Exercise objective — In the entries below, count every line containing "screenshot". Return the number and nothing else.

Task material —
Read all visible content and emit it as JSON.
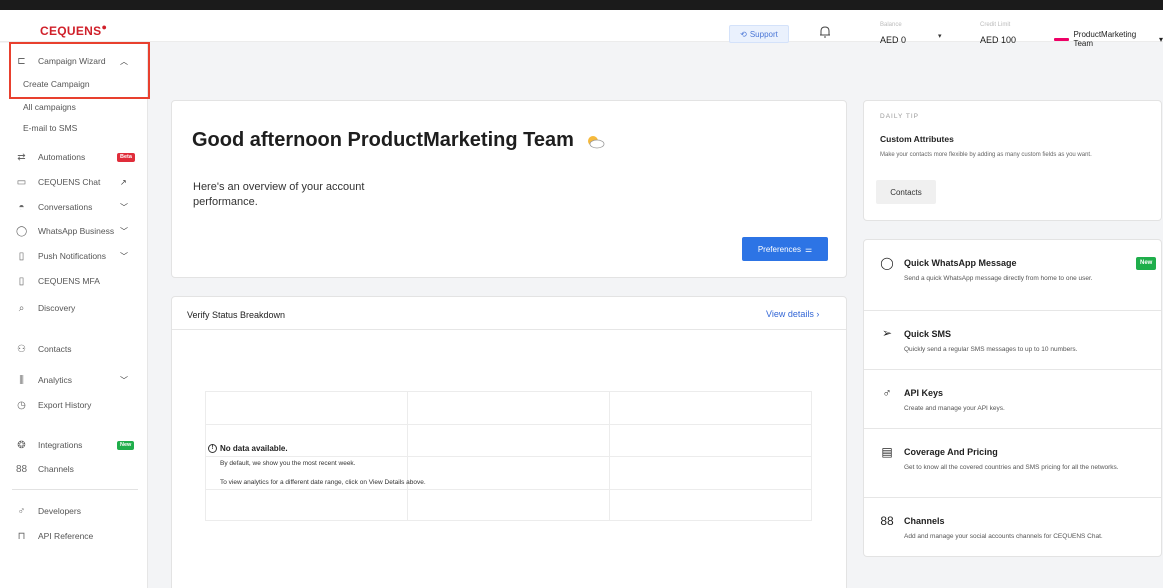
{
  "header": {
    "brand": "CEQUENS",
    "support_label": "Support",
    "balance1_label": "Balance",
    "balance1_value": "AED 0",
    "balance2_label": "Credit Limit",
    "balance2_value": "AED 100",
    "account_name": "ProductMarketing Team"
  },
  "sidebar": {
    "campaign_wizard": "Campaign Wizard",
    "create_campaign": "Create Campaign",
    "all_campaigns": "All campaigns",
    "email_to_sms": "E-mail to SMS",
    "automations": "Automations",
    "automations_badge": "Beta",
    "chat": "CEQUENS Chat",
    "conversations": "Conversations",
    "whatsapp": "WhatsApp Business",
    "push": "Push Notifications",
    "mfa": "CEQUENS MFA",
    "discovery": "Discovery",
    "contacts": "Contacts",
    "analytics": "Analytics",
    "export_history": "Export History",
    "integrations": "Integrations",
    "integrations_badge": "New",
    "channels": "Channels",
    "developers": "Developers",
    "api_reference": "API Reference"
  },
  "welcome": {
    "greeting": "Good afternoon ProductMarketing Team",
    "overview": "Here's an overview of your account performance.",
    "preferences_label": "Preferences"
  },
  "verify": {
    "title": "Verify Status Breakdown",
    "view_details": "View details",
    "no_data": "No data available.",
    "line1": "By default, we show you the most recent week.",
    "line2": "To view analytics for a different date range, click on View Details above."
  },
  "tip": {
    "heading": "DAILY TIP",
    "title": "Custom Attributes",
    "desc": "Make your contacts more flexible by adding as many custom fields as you want.",
    "button": "Contacts"
  },
  "quick_actions": [
    {
      "title": "Quick WhatsApp Message",
      "desc": "Send a quick WhatsApp message directly from home to one user.",
      "badge": "New"
    },
    {
      "title": "Quick SMS",
      "desc": "Quickly send a regular SMS messages to up to 10 numbers."
    },
    {
      "title": "API Keys",
      "desc": "Create and manage your API keys."
    },
    {
      "title": "Coverage And Pricing",
      "desc": "Get to know all the covered countries and SMS pricing for all the networks."
    },
    {
      "title": "Channels",
      "desc": "Add and manage your social accounts channels for CEQUENS Chat."
    }
  ],
  "colors": {
    "brand_red": "#d0202a",
    "primary_blue": "#2d74e5",
    "highlight": "#e8402e",
    "new_green": "#1fae4b"
  }
}
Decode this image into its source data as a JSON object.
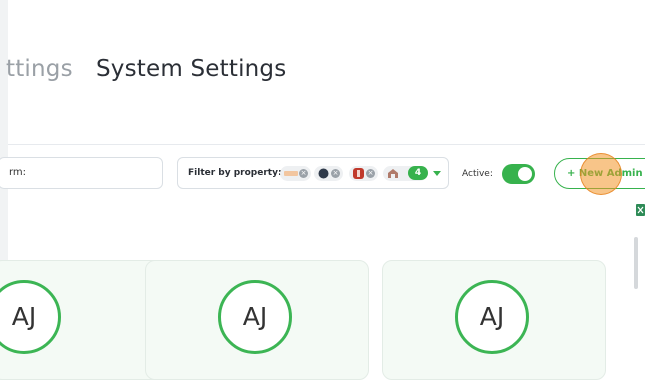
{
  "tabs": [
    {
      "label": "ttings"
    },
    {
      "label": "System Settings"
    }
  ],
  "search": {
    "value": "rm:"
  },
  "filter": {
    "label": "Filter by property:",
    "chips": [
      {
        "logo": "property-logo-small"
      },
      {
        "logo": "property-logo-dark-circle"
      },
      {
        "logo": "property-logo-red-badge"
      },
      {
        "logo": "property-logo-building"
      }
    ],
    "extra_count": "4"
  },
  "active": {
    "label": "Active:",
    "on": true
  },
  "new_admin": {
    "label": "+ New Admin"
  },
  "cards": [
    {
      "initials": "AJ"
    },
    {
      "initials": "AJ"
    },
    {
      "initials": "AJ"
    }
  ],
  "colors": {
    "accent": "#37b24d",
    "card_bg": "#f4faf5"
  }
}
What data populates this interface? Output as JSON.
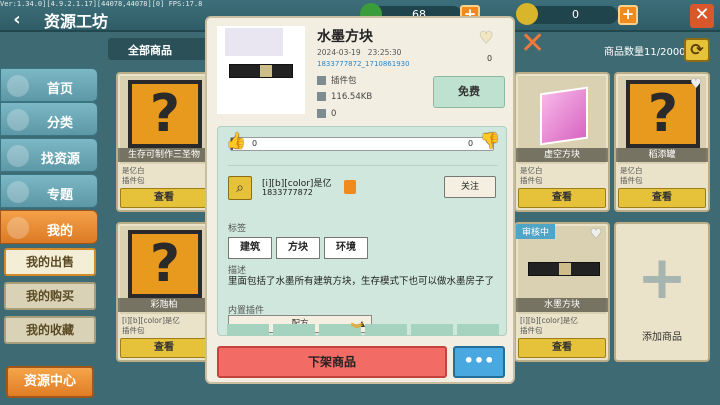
{
  "debug": "Ver:1.34.0][4.9.2.1.17][44078,44078][0] FPS:17.8",
  "header": {
    "title": "资源工坊",
    "back_icon": "back-arrow-icon",
    "beans": "68",
    "coins": "0"
  },
  "sidebar": {
    "items": [
      {
        "label": "首页",
        "icon": "home-icon"
      },
      {
        "label": "分类",
        "icon": "category-icon"
      },
      {
        "label": "找资源",
        "icon": "search-icon"
      },
      {
        "label": "专题",
        "icon": "topic-icon"
      },
      {
        "label": "我的",
        "icon": "user-icon"
      }
    ],
    "sub_items": [
      "我的出售",
      "我的购买",
      "我的收藏"
    ],
    "resource_center": "资源中心"
  },
  "filter": {
    "selected": "全部商品"
  },
  "count": "商品数量11/2000",
  "cards": [
    {
      "name": "生存可制作三圣物",
      "author": "是亿白",
      "type": "插件包",
      "view": "查看"
    },
    {
      "name": "虚空方块",
      "author": "是亿白",
      "type": "插件包",
      "view": "查看"
    },
    {
      "name": "稻添罐",
      "author": "是亿白",
      "type": "插件包",
      "view": "查看"
    },
    {
      "name": "彩虺柏",
      "author": "[i][b][color]是亿",
      "type": "插件包",
      "view": "查看"
    },
    {
      "name": "水墨方块",
      "author": "[i][b][color]是亿",
      "type": "插件包",
      "view": "查看",
      "badge": "审核中"
    }
  ],
  "add_card": "添加商品",
  "modal": {
    "title": "水墨方块",
    "date": "2024-03-19",
    "time": "23:25:30",
    "id": "1833777872_1710861930",
    "type": "插件包",
    "size": "116.54KB",
    "downloads": "0",
    "favorites": "0",
    "price_button": "免费",
    "likes": "0",
    "dislikes": "0",
    "author": {
      "name": "[i][b][color]是亿",
      "id": "1833777872",
      "follow": "关注"
    },
    "tags_label": "标签",
    "tags": [
      "建筑",
      "方块",
      "环境"
    ],
    "desc_label": "描述",
    "description": "里面包括了水墨所有建筑方块，生存模式下也可以做水墨房子了",
    "plugins_label": "内置插件",
    "recipe": "配方",
    "unlist_button": "下架商品",
    "more_button": "•••"
  }
}
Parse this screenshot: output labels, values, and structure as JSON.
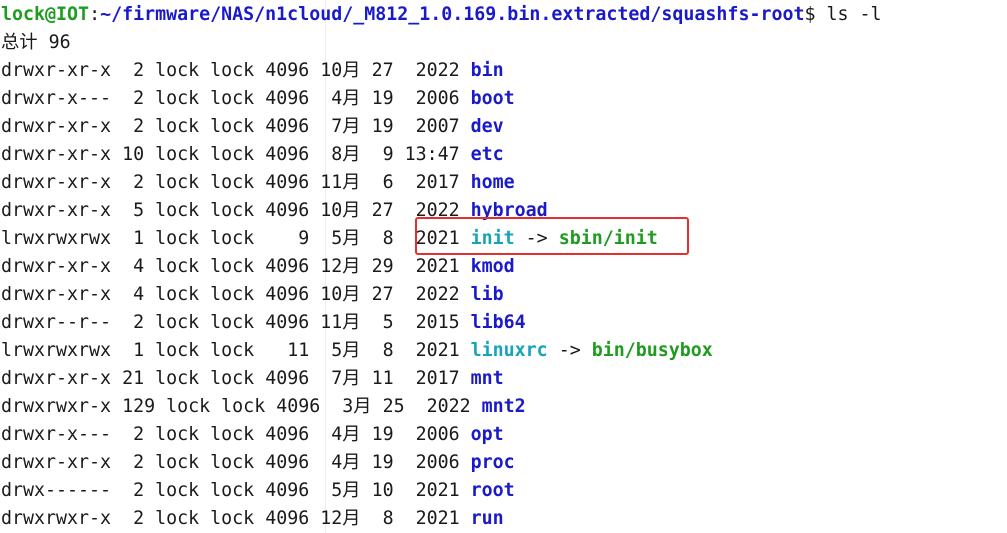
{
  "prompt": {
    "user": "lock@IOT",
    "separator": ":",
    "path": "~/firmware/NAS/n1cloud/_M812_1.0.169.bin.extracted/squashfs-root",
    "symbol": "$",
    "command": " ls -l"
  },
  "total_line": "总计 96",
  "entries": [
    {
      "perms": "drwxr-xr-x  ",
      "links": "2",
      "owner": "lock",
      "group": "lock",
      "size": "4096",
      "month": "10月",
      "day": "27",
      "time": " 2022",
      "name": "bin",
      "kind": "dir",
      "target": ""
    },
    {
      "perms": "drwxr-x---  ",
      "links": "2",
      "owner": "lock",
      "group": "lock",
      "size": "4096",
      "month": " 4月",
      "day": "19",
      "time": " 2006",
      "name": "boot",
      "kind": "dir",
      "target": ""
    },
    {
      "perms": "drwxr-xr-x  ",
      "links": "2",
      "owner": "lock",
      "group": "lock",
      "size": "4096",
      "month": " 7月",
      "day": "19",
      "time": " 2007",
      "name": "dev",
      "kind": "dir",
      "target": ""
    },
    {
      "perms": "drwxr-xr-x ",
      "links": "10",
      "owner": "lock",
      "group": "lock",
      "size": "4096",
      "month": " 8月",
      "day": " 9",
      "time": "13:47",
      "name": "etc",
      "kind": "dir",
      "target": ""
    },
    {
      "perms": "drwxr-xr-x  ",
      "links": "2",
      "owner": "lock",
      "group": "lock",
      "size": "4096",
      "month": "11月",
      "day": " 6",
      "time": " 2017",
      "name": "home",
      "kind": "dir",
      "target": ""
    },
    {
      "perms": "drwxr-xr-x  ",
      "links": "5",
      "owner": "lock",
      "group": "lock",
      "size": "4096",
      "month": "10月",
      "day": "27",
      "time": " 2022",
      "name": "hybroad",
      "kind": "dir",
      "target": ""
    },
    {
      "perms": "lrwxrwxrwx  ",
      "links": "1",
      "owner": "lock",
      "group": "lock",
      "size": "   9",
      "month": " 5月",
      "day": " 8",
      "time": " 2021",
      "name": "init",
      "kind": "link",
      "target": "sbin/init"
    },
    {
      "perms": "drwxr-xr-x  ",
      "links": "4",
      "owner": "lock",
      "group": "lock",
      "size": "4096",
      "month": "12月",
      "day": "29",
      "time": " 2021",
      "name": "kmod",
      "kind": "dir",
      "target": ""
    },
    {
      "perms": "drwxr-xr-x  ",
      "links": "4",
      "owner": "lock",
      "group": "lock",
      "size": "4096",
      "month": "10月",
      "day": "27",
      "time": " 2022",
      "name": "lib",
      "kind": "dir",
      "target": ""
    },
    {
      "perms": "drwxr--r--  ",
      "links": "2",
      "owner": "lock",
      "group": "lock",
      "size": "4096",
      "month": "11月",
      "day": " 5",
      "time": " 2015",
      "name": "lib64",
      "kind": "dir",
      "target": ""
    },
    {
      "perms": "lrwxrwxrwx  ",
      "links": "1",
      "owner": "lock",
      "group": "lock",
      "size": "  11",
      "month": " 5月",
      "day": " 8",
      "time": " 2021",
      "name": "linuxrc",
      "kind": "link",
      "target": "bin/busybox"
    },
    {
      "perms": "drwxr-xr-x ",
      "links": "21",
      "owner": "lock",
      "group": "lock",
      "size": "4096",
      "month": " 7月",
      "day": "11",
      "time": " 2017",
      "name": "mnt",
      "kind": "dir",
      "target": ""
    },
    {
      "perms": "drwxrwxr-x ",
      "links": "129",
      "owner": "lock",
      "group": "lock",
      "size": "4096",
      "month": " 3月",
      "day": "25",
      "time": " 2022",
      "name": "mnt2",
      "kind": "dir",
      "target": ""
    },
    {
      "perms": "drwxr-x---  ",
      "links": "2",
      "owner": "lock",
      "group": "lock",
      "size": "4096",
      "month": " 4月",
      "day": "19",
      "time": " 2006",
      "name": "opt",
      "kind": "dir",
      "target": ""
    },
    {
      "perms": "drwxr-xr-x  ",
      "links": "2",
      "owner": "lock",
      "group": "lock",
      "size": "4096",
      "month": " 4月",
      "day": "19",
      "time": " 2006",
      "name": "proc",
      "kind": "dir",
      "target": ""
    },
    {
      "perms": "drwx------  ",
      "links": "2",
      "owner": "lock",
      "group": "lock",
      "size": "4096",
      "month": " 5月",
      "day": "10",
      "time": " 2021",
      "name": "root",
      "kind": "dir",
      "target": ""
    },
    {
      "perms": "drwxrwxr-x  ",
      "links": "2",
      "owner": "lock",
      "group": "lock",
      "size": "4096",
      "month": "12月",
      "day": " 8",
      "time": " 2021",
      "name": "run",
      "kind": "dir",
      "target": ""
    }
  ],
  "arrow": " -> ",
  "colors": {
    "prompt_user": "#1e9c1e",
    "prompt_path": "#1a1ac8",
    "directory": "#1a1ac8",
    "symlink": "#16a5b8",
    "link_target": "#1e9c1e",
    "highlight": "#e03030"
  }
}
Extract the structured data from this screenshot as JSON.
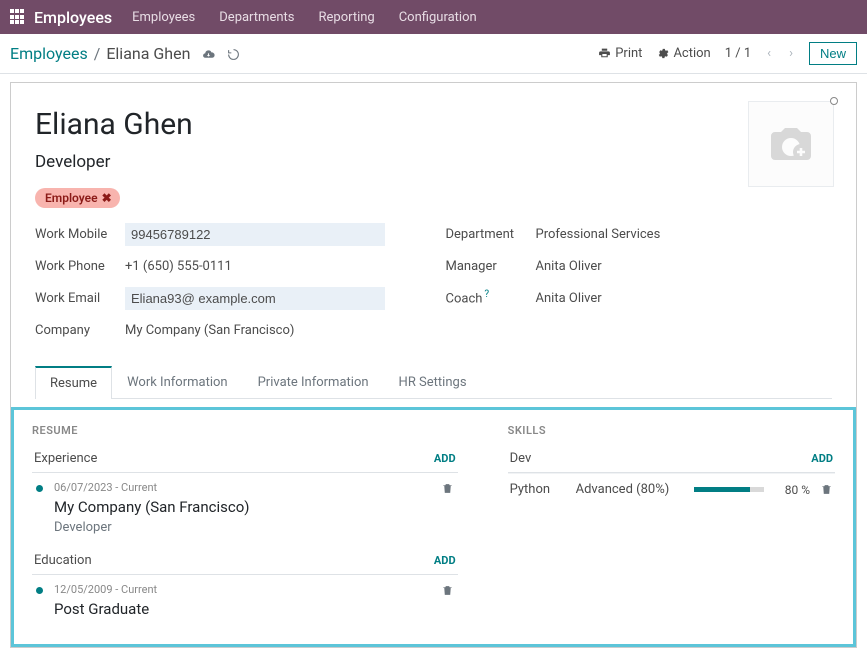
{
  "navbar": {
    "brand": "Employees",
    "items": [
      "Employees",
      "Departments",
      "Reporting",
      "Configuration"
    ]
  },
  "control_panel": {
    "breadcrumb_root": "Employees",
    "breadcrumb_current": "Eliana Ghen",
    "print_label": "Print",
    "action_label": "Action",
    "pager": "1 / 1",
    "new_label": "New"
  },
  "form": {
    "name": "Eliana Ghen",
    "job_title": "Developer",
    "tag_label": "Employee",
    "fields": {
      "work_mobile_label": "Work Mobile",
      "work_mobile_value": "99456789122",
      "work_phone_label": "Work Phone",
      "work_phone_value": "+1 (650) 555-0111",
      "work_email_label": "Work Email",
      "work_email_value": "Eliana93@ example.com",
      "company_label": "Company",
      "company_value": "My Company (San Francisco)",
      "department_label": "Department",
      "department_value": "Professional Services",
      "manager_label": "Manager",
      "manager_value": "Anita Oliver",
      "coach_label": "Coach",
      "coach_value": "Anita Oliver"
    }
  },
  "tabs": [
    "Resume",
    "Work Information",
    "Private Information",
    "HR Settings"
  ],
  "resume": {
    "section_title": "RESUME",
    "add_label": "ADD",
    "groups": [
      {
        "title": "Experience",
        "items": [
          {
            "dates": "06/07/2023 - Current",
            "title": "My Company (San Francisco)",
            "subtitle": "Developer"
          }
        ]
      },
      {
        "title": "Education",
        "items": [
          {
            "dates": "12/05/2009 - Current",
            "title": "Post Graduate",
            "subtitle": ""
          }
        ]
      }
    ]
  },
  "skills": {
    "section_title": "SKILLS",
    "add_label": "ADD",
    "group_title": "Dev",
    "items": [
      {
        "name": "Python",
        "level_label": "Advanced (80%)",
        "pct": 80,
        "pct_label": "80 %"
      }
    ]
  }
}
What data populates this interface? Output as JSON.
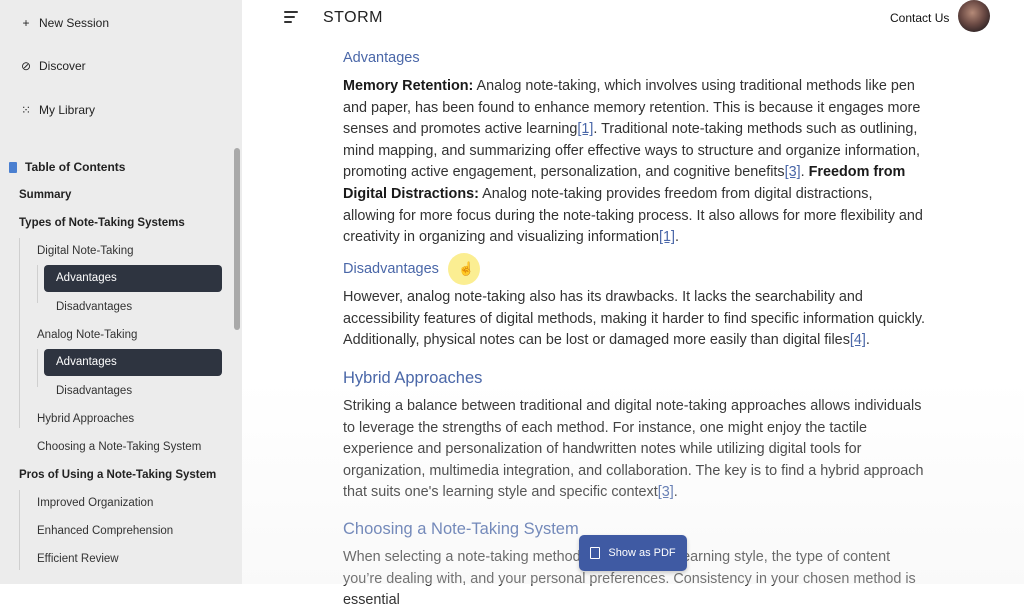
{
  "app": {
    "title": "STORM",
    "contact_label": "Contact Us"
  },
  "nav": {
    "new_session": "New Session",
    "discover": "Discover",
    "my_library": "My Library"
  },
  "toc": {
    "title": "Table of Contents",
    "items": [
      {
        "label": "Summary"
      },
      {
        "label": "Types of Note-Taking Systems"
      },
      {
        "label": "Digital Note-Taking"
      },
      {
        "label": "Advantages"
      },
      {
        "label": "Disadvantages"
      },
      {
        "label": "Analog Note-Taking"
      },
      {
        "label": "Advantages"
      },
      {
        "label": "Disadvantages"
      },
      {
        "label": "Hybrid Approaches"
      },
      {
        "label": "Choosing a Note-Taking System"
      },
      {
        "label": "Pros of Using a Note-Taking System"
      },
      {
        "label": "Improved Organization"
      },
      {
        "label": "Enhanced Comprehension"
      },
      {
        "label": "Efficient Review"
      }
    ]
  },
  "article": {
    "advantages_heading": "Advantages",
    "adv": {
      "b1": "Memory Retention:",
      "t1": " Analog note-taking, which involves using traditional methods like pen and paper, has been found to enhance memory retention. This is because it engages more senses and promotes active learning",
      "c1": "[1]",
      "t2": ". Traditional note-taking methods such as outlining, mind mapping, and summarizing offer effective ways to structure and organize information, promoting active engagement, personalization, and cognitive benefits",
      "c2": "[3]",
      "t3": ". ",
      "b2": "Freedom from Digital Distractions:",
      "t4": " Analog note-taking provides freedom from digital distractions, allowing for more focus during the note-taking process. It also allows for more flexibility and creativity in organizing and visualizing information",
      "c3": "[1]",
      "t5": "."
    },
    "disadvantages_heading": "Disadvantages",
    "dis": {
      "t1": "However, analog note-taking also has its drawbacks. It lacks the searchability and accessibility features of digital methods, making it harder to find specific information quickly. Additionally, physical notes can be lost or damaged more easily than digital files",
      "c1": "[4]",
      "t2": "."
    },
    "hybrid_heading": "Hybrid Approaches",
    "hyb": {
      "t1": "Striking a balance between traditional and digital note-taking approaches allows individuals to leverage the strengths of each method. For instance, one might enjoy the tactile experience and personalization of handwritten notes while utilizing digital tools for organization, multimedia integration, and collaboration. The key is to find a hybrid approach that suits one's learning style and specific context",
      "c1": "[3]",
      "t2": "."
    },
    "choosing_heading": "Choosing a Note-Taking System",
    "cho": {
      "t1": "When selecting a note-taking method, consider your learning style, the type of content you’re dealing with, and your personal preferences. Consistency in your chosen method is essential"
    }
  },
  "pdf_button": "Show as PDF",
  "colors": {
    "accent": "#4a67a8",
    "active_bg": "#2e3440",
    "sidebar_bg": "#ececec",
    "button_bg": "#3f5aa3"
  }
}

Exercise solution — 2